▶ DATA SUPPLIED
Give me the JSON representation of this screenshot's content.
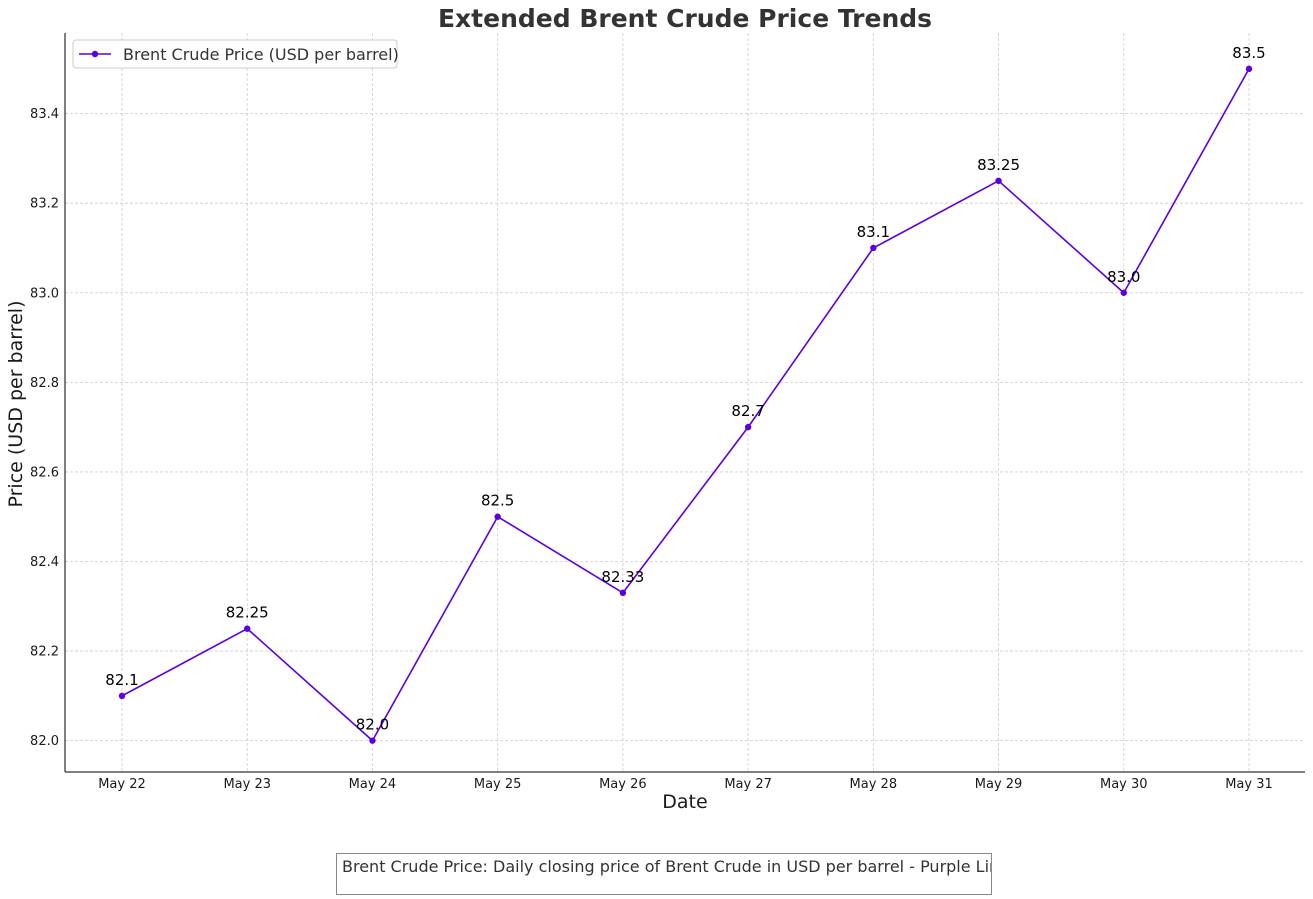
{
  "caption": "Brent Crude Price: Daily closing price of Brent Crude in USD per barrel - Purple Line",
  "chart_data": {
    "type": "line",
    "title": "Extended Brent Crude Price Trends",
    "xlabel": "Date",
    "ylabel": "Price (USD per barrel)",
    "categories": [
      "May 22",
      "May 23",
      "May 24",
      "May 25",
      "May 26",
      "May 27",
      "May 28",
      "May 29",
      "May 30",
      "May 31"
    ],
    "ylim": [
      81.93,
      83.58
    ],
    "yticks": [
      82.0,
      82.2,
      82.4,
      82.6,
      82.8,
      83.0,
      83.2,
      83.4
    ],
    "ytick_labels": [
      "82.0",
      "82.2",
      "82.4",
      "82.6",
      "82.8",
      "83.0",
      "83.2",
      "83.4"
    ],
    "grid": true,
    "legend_position": "top-left",
    "series": [
      {
        "name": "Brent Crude Price (USD per barrel)",
        "color": "#5a00e0",
        "values": [
          82.1,
          82.25,
          82.0,
          82.5,
          82.33,
          82.7,
          83.1,
          83.25,
          83.0,
          83.5
        ],
        "labels": [
          "82.1",
          "82.25",
          "82.0",
          "82.5",
          "82.33",
          "82.7",
          "83.1",
          "83.25",
          "83.0",
          "83.5"
        ]
      }
    ]
  }
}
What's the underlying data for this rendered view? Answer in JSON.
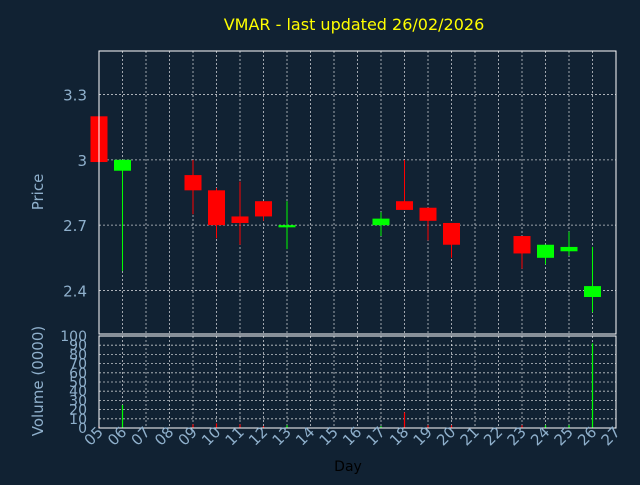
{
  "chart_data": {
    "type": "candlestick",
    "title": "VMAR - last updated 26/02/2026",
    "xlabel": "Day",
    "x_ticks": [
      "05",
      "06",
      "07",
      "08",
      "09",
      "10",
      "11",
      "12",
      "13",
      "14",
      "15",
      "16",
      "17",
      "18",
      "19",
      "20",
      "21",
      "22",
      "23",
      "24",
      "25",
      "26",
      "27"
    ],
    "price_panel": {
      "ylabel": "Price",
      "ylim": [
        2.2,
        3.5
      ],
      "y_ticks": [
        2.4,
        2.7,
        3,
        3.3
      ],
      "y_tick_labels": [
        "2.4",
        "2.7",
        "3",
        "3.3"
      ],
      "grid": true,
      "candles": [
        {
          "day": "05",
          "open": 3.2,
          "close": 2.99,
          "high": 3.2,
          "low": 2.99
        },
        {
          "day": "06",
          "open": 2.95,
          "close": 3.0,
          "high": 3.0,
          "low": 2.49
        },
        {
          "day": "09",
          "open": 2.93,
          "close": 2.86,
          "high": 3.0,
          "low": 2.75
        },
        {
          "day": "10",
          "open": 2.86,
          "close": 2.7,
          "high": 2.87,
          "low": 2.64
        },
        {
          "day": "11",
          "open": 2.74,
          "close": 2.71,
          "high": 2.9,
          "low": 2.61
        },
        {
          "day": "12",
          "open": 2.81,
          "close": 2.74,
          "high": 2.81,
          "low": 2.72
        },
        {
          "day": "13",
          "open": 2.69,
          "close": 2.7,
          "high": 2.81,
          "low": 2.59
        },
        {
          "day": "17",
          "open": 2.7,
          "close": 2.73,
          "high": 2.76,
          "low": 2.65
        },
        {
          "day": "18",
          "open": 2.81,
          "close": 2.77,
          "high": 3.0,
          "low": 2.77
        },
        {
          "day": "19",
          "open": 2.78,
          "close": 2.72,
          "high": 2.78,
          "low": 2.63
        },
        {
          "day": "20",
          "open": 2.71,
          "close": 2.61,
          "high": 2.71,
          "low": 2.55
        },
        {
          "day": "23",
          "open": 2.65,
          "close": 2.57,
          "high": 2.65,
          "low": 2.5
        },
        {
          "day": "24",
          "open": 2.55,
          "close": 2.61,
          "high": 2.61,
          "low": 2.52
        },
        {
          "day": "25",
          "open": 2.58,
          "close": 2.6,
          "high": 2.67,
          "low": 2.56
        },
        {
          "day": "26",
          "open": 2.37,
          "close": 2.42,
          "high": 2.6,
          "low": 2.3
        }
      ]
    },
    "volume_panel": {
      "ylabel": "Volume (0000)",
      "ylim": [
        0,
        100
      ],
      "y_ticks": [
        0,
        10,
        20,
        30,
        40,
        50,
        60,
        70,
        80,
        90,
        100
      ],
      "y_tick_labels": [
        "0",
        "10",
        "20",
        "30",
        "40",
        "50",
        "60",
        "70",
        "80",
        "90",
        "100"
      ],
      "grid": true,
      "bars": [
        {
          "day": "05",
          "value": 2,
          "direction": "down"
        },
        {
          "day": "06",
          "value": 25,
          "direction": "up"
        },
        {
          "day": "09",
          "value": 4,
          "direction": "down"
        },
        {
          "day": "10",
          "value": 5,
          "direction": "down"
        },
        {
          "day": "11",
          "value": 4,
          "direction": "down"
        },
        {
          "day": "12",
          "value": 2,
          "direction": "down"
        },
        {
          "day": "13",
          "value": 3,
          "direction": "up"
        },
        {
          "day": "17",
          "value": 2,
          "direction": "up"
        },
        {
          "day": "18",
          "value": 17,
          "direction": "down"
        },
        {
          "day": "19",
          "value": 3,
          "direction": "down"
        },
        {
          "day": "20",
          "value": 3,
          "direction": "down"
        },
        {
          "day": "23",
          "value": 3,
          "direction": "down"
        },
        {
          "day": "24",
          "value": 3,
          "direction": "up"
        },
        {
          "day": "25",
          "value": 3,
          "direction": "up"
        },
        {
          "day": "26",
          "value": 92,
          "direction": "up"
        }
      ]
    },
    "colors": {
      "background": "#112233",
      "title": "#ffff00",
      "text": "#8fb0cc",
      "axis_label": "#000000",
      "frame": "#ffffff",
      "grid": "#ffffff",
      "up": "#00ff00",
      "down": "#ff0000"
    }
  }
}
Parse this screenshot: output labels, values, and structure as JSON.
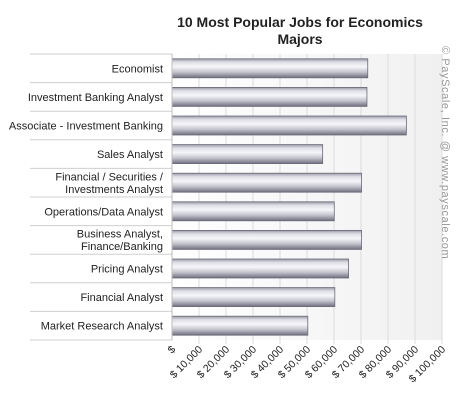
{
  "chart_data": {
    "type": "bar",
    "orientation": "horizontal",
    "title": "10 Most Popular Jobs for Economics Majors",
    "watermark": "© PayScale, Inc. @ www.payscale.com",
    "categories": [
      "Economist",
      "Investment Banking Analyst",
      "Associate - Investment Banking",
      "Sales Analyst",
      "Financial / Securities / Investments Analyst",
      "Operations/Data Analyst",
      "Business Analyst, Finance/Banking",
      "Pricing Analyst",
      "Financial Analyst",
      "Market Research Analyst"
    ],
    "category_label_lines": [
      [
        "Economist"
      ],
      [
        "Investment Banking Analyst"
      ],
      [
        "Associate - Investment Banking"
      ],
      [
        "Sales Analyst"
      ],
      [
        "Financial / Securities /",
        "Investments Analyst"
      ],
      [
        "Operations/Data Analyst"
      ],
      [
        "Business Analyst,",
        "Finance/Banking"
      ],
      [
        "Pricing Analyst"
      ],
      [
        "Financial Analyst"
      ],
      [
        "Market Research Analyst"
      ]
    ],
    "values": [
      72500,
      72200,
      86800,
      55800,
      70200,
      60100,
      70200,
      65400,
      60300,
      50300
    ],
    "xlim": [
      0,
      100000
    ],
    "x_ticks": [
      0,
      10000,
      20000,
      30000,
      40000,
      50000,
      60000,
      70000,
      80000,
      90000,
      100000
    ],
    "x_tick_labels": [
      "$",
      "$ 10,000",
      "$ 20,000",
      "$ 30,000",
      "$ 40,000",
      "$ 50,000",
      "$ 60,000",
      "$ 70,000",
      "$ 80,000",
      "$ 90,000",
      "$ 100,000"
    ],
    "grid": true,
    "xlabel": "",
    "ylabel": "",
    "colors": {
      "bar_light": "#f4f4f8",
      "bar_mid": "#c9c9d3",
      "bar_dark": "#7c7c8c",
      "grid": "#dcdcdc",
      "plot_bg": "#f7f7f7"
    }
  }
}
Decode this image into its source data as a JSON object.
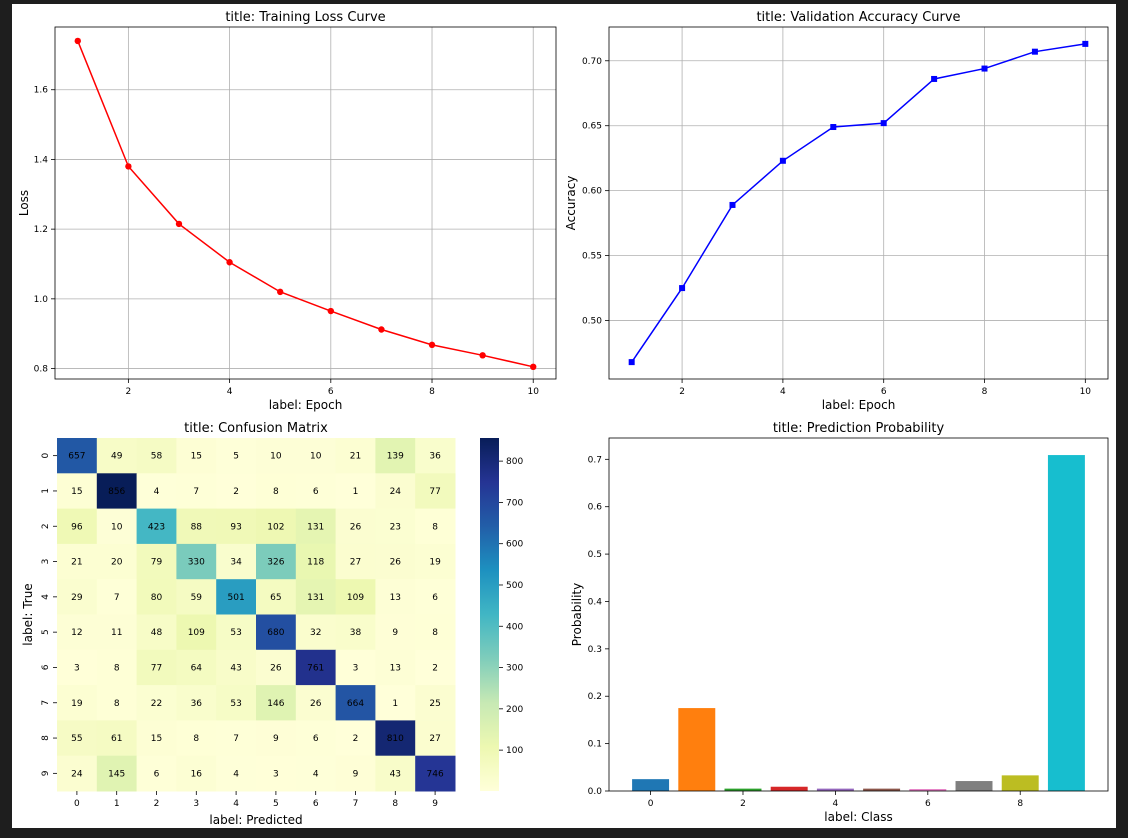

▶ PROBLEM TO SOLVE
Apart from the pictures, the entries above are to be repeated in full and exactly.

▶ CORRECT RESULT
Give me the JSON representation of this screenshot's content.
{
  "caption": "Brent Crude Price: Daily closing price of Brent Crude in USD per barrel - Purple Line",
  "chart_data": {
    "type": "line",
    "title": "Extended Brent Crude Price Trends",
    "xlabel": "Date",
    "ylabel": "Price (USD per barrel)",
    "categories": [
      "May 22",
      "May 23",
      "May 24",
      "May 25",
      "May 26",
      "May 27",
      "May 28",
      "May 29",
      "May 30",
      "May 31"
    ],
    "ylim": [
      81.93,
      83.58
    ],
    "yticks": [
      82.0,
      82.2,
      82.4,
      82.6,
      82.8,
      83.0,
      83.2,
      83.4
    ],
    "ytick_labels": [
      "82.0",
      "82.2",
      "82.4",
      "82.6",
      "82.8",
      "83.0",
      "83.2",
      "83.4"
    ],
    "grid": true,
    "legend_position": "top-left",
    "series": [
      {
        "name": "Brent Crude Price (USD per barrel)",
        "color": "#5a00e0",
        "values": [
          82.1,
          82.25,
          82.0,
          82.5,
          82.33,
          82.7,
          83.1,
          83.25,
          83.0,
          83.5
        ],
        "labels": [
          "82.1",
          "82.25",
          "82.0",
          "82.5",
          "82.33",
          "82.7",
          "83.1",
          "83.25",
          "83.0",
          "83.5"
        ]
      }
    ]
  }
}
What's the underlying data for this rendered view? Answer in JSON.
{
  "chart_data": {
    "type": "candlestick",
    "title": "VMAR - last updated 26/02/2026",
    "xlabel": "Day",
    "x_ticks": [
      "05",
      "06",
      "07",
      "08",
      "09",
      "10",
      "11",
      "12",
      "13",
      "14",
      "15",
      "16",
      "17",
      "18",
      "19",
      "20",
      "21",
      "22",
      "23",
      "24",
      "25",
      "26",
      "27"
    ],
    "price_panel": {
      "ylabel": "Price",
      "ylim": [
        2.2,
        3.5
      ],
      "y_ticks": [
        2.4,
        2.7,
        3,
        3.3
      ],
      "y_tick_labels": [
        "2.4",
        "2.7",
        "3",
        "3.3"
      ],
      "grid": true,
      "candles": [
        {
          "day": "05",
          "open": 3.2,
          "close": 2.99,
          "high": 3.2,
          "low": 2.99
        },
        {
          "day": "06",
          "open": 2.95,
          "close": 3.0,
          "high": 3.0,
          "low": 2.49
        },
        {
          "day": "09",
          "open": 2.93,
          "close": 2.86,
          "high": 3.0,
          "low": 2.75
        },
        {
          "day": "10",
          "open": 2.86,
          "close": 2.7,
          "high": 2.87,
          "low": 2.64
        },
        {
          "day": "11",
          "open": 2.74,
          "close": 2.71,
          "high": 2.9,
          "low": 2.61
        },
        {
          "day": "12",
          "open": 2.81,
          "close": 2.74,
          "high": 2.81,
          "low": 2.72
        },
        {
          "day": "13",
          "open": 2.69,
          "close": 2.7,
          "high": 2.81,
          "low": 2.59
        },
        {
          "day": "17",
          "open": 2.7,
          "close": 2.73,
          "high": 2.76,
          "low": 2.65
        },
        {
          "day": "18",
          "open": 2.81,
          "close": 2.77,
          "high": 3.0,
          "low": 2.77
        },
        {
          "day": "19",
          "open": 2.78,
          "close": 2.72,
          "high": 2.78,
          "low": 2.63
        },
        {
          "day": "20",
          "open": 2.71,
          "close": 2.61,
          "high": 2.71,
          "low": 2.55
        },
        {
          "day": "23",
          "open": 2.65,
          "close": 2.57,
          "high": 2.65,
          "low": 2.5
        },
        {
          "day": "24",
          "open": 2.55,
          "close": 2.61,
          "high": 2.61,
          "low": 2.52
        },
        {
          "day": "25",
          "open": 2.58,
          "close": 2.6,
          "high": 2.67,
          "low": 2.56
        },
        {
          "day": "26",
          "open": 2.37,
          "close": 2.42,
          "high": 2.6,
          "low": 2.3
        }
      ]
    },
    "volume_panel": {
      "ylabel": "Volume (0000)",
      "ylim": [
        0,
        100
      ],
      "y_ticks": [
        0,
        10,
        20,
        30,
        40,
        50,
        60,
        70,
        80,
        90,
        100
      ],
      "y_tick_labels": [
        "0",
        "10",
        "20",
        "30",
        "40",
        "50",
        "60",
        "70",
        "80",
        "90",
        "100"
      ],
      "grid": true,
      "bars": [
        {
          "day": "05",
          "value": 2,
          "direction": "down"
        },
        {
          "day": "06",
          "value": 25,
          "direction": "up"
        },
        {
          "day": "09",
          "value": 4,
          "direction": "down"
        },
        {
          "day": "10",
          "value": 5,
          "direction": "down"
        },
        {
          "day": "11",
          "value": 4,
          "direction": "down"
        },
        {
          "day": "12",
          "value": 2,
          "direction": "down"
        },
        {
          "day": "13",
          "value": 3,
          "direction": "up"
        },
        {
          "day": "17",
          "value": 2,
          "direction": "up"
        },
        {
          "day": "18",
          "value": 17,
          "direction": "down"
        },
        {
          "day": "19",
          "value": 3,
          "direction": "down"
        },
        {
          "day": "20",
          "value": 3,
          "direction": "down"
        },
        {
          "day": "23",
          "value": 3,
          "direction": "down"
        },
        {
          "day": "24",
          "value": 3,
          "direction": "up"
        },
        {
          "day": "25",
          "value": 3,
          "direction": "up"
        },
        {
          "day": "26",
          "value": 92,
          "direction": "up"
        }
      ]
    },
    "colors": {
      "background": "#112233",
      "title": "#ffff00",
      "text": "#8fb0cc",
      "axis_label": "#000000",
      "frame": "#ffffff",
      "grid": "#ffffff",
      "up": "#00ff00",
      "down": "#ff0000"
    }
  }
}
Parse this screenshot: output labels, values, and structure as JSON.
{
  "chart_data": {
    "type": "bar",
    "orientation": "horizontal",
    "title": "10 Most Popular Jobs for Economics Majors",
    "watermark": "© PayScale, Inc. @ www.payscale.com",
    "categories": [
      "Economist",
      "Investment Banking Analyst",
      "Associate - Investment Banking",
      "Sales Analyst",
      "Financial / Securities / Investments Analyst",
      "Operations/Data Analyst",
      "Business Analyst, Finance/Banking",
      "Pricing Analyst",
      "Financial Analyst",
      "Market Research Analyst"
    ],
    "category_label_lines": [
      [
        "Economist"
      ],
      [
        "Investment Banking Analyst"
      ],
      [
        "Associate - Investment Banking"
      ],
      [
        "Sales Analyst"
      ],
      [
        "Financial / Securities /",
        "Investments Analyst"
      ],
      [
        "Operations/Data Analyst"
      ],
      [
        "Business Analyst,",
        "Finance/Banking"
      ],
      [
        "Pricing Analyst"
      ],
      [
        "Financial Analyst"
      ],
      [
        "Market Research Analyst"
      ]
    ],
    "values": [
      72500,
      72200,
      86800,
      55800,
      70200,
      60100,
      70200,
      65400,
      60300,
      50300
    ],
    "xlim": [
      0,
      100000
    ],
    "x_ticks": [
      0,
      10000,
      20000,
      30000,
      40000,
      50000,
      60000,
      70000,
      80000,
      90000,
      100000
    ],
    "x_tick_labels": [
      "$",
      "$ 10,000",
      "$ 20,000",
      "$ 30,000",
      "$ 40,000",
      "$ 50,000",
      "$ 60,000",
      "$ 70,000",
      "$ 80,000",
      "$ 90,000",
      "$ 100,000"
    ],
    "grid": true,
    "xlabel": "",
    "ylabel": "",
    "colors": {
      "bar_light": "#f4f4f8",
      "bar_mid": "#c9c9d3",
      "bar_dark": "#7c7c8c",
      "grid": "#dcdcdc",
      "plot_bg": "#f7f7f7"
    }
  }
}
Decode this image into its source data as a JSON object.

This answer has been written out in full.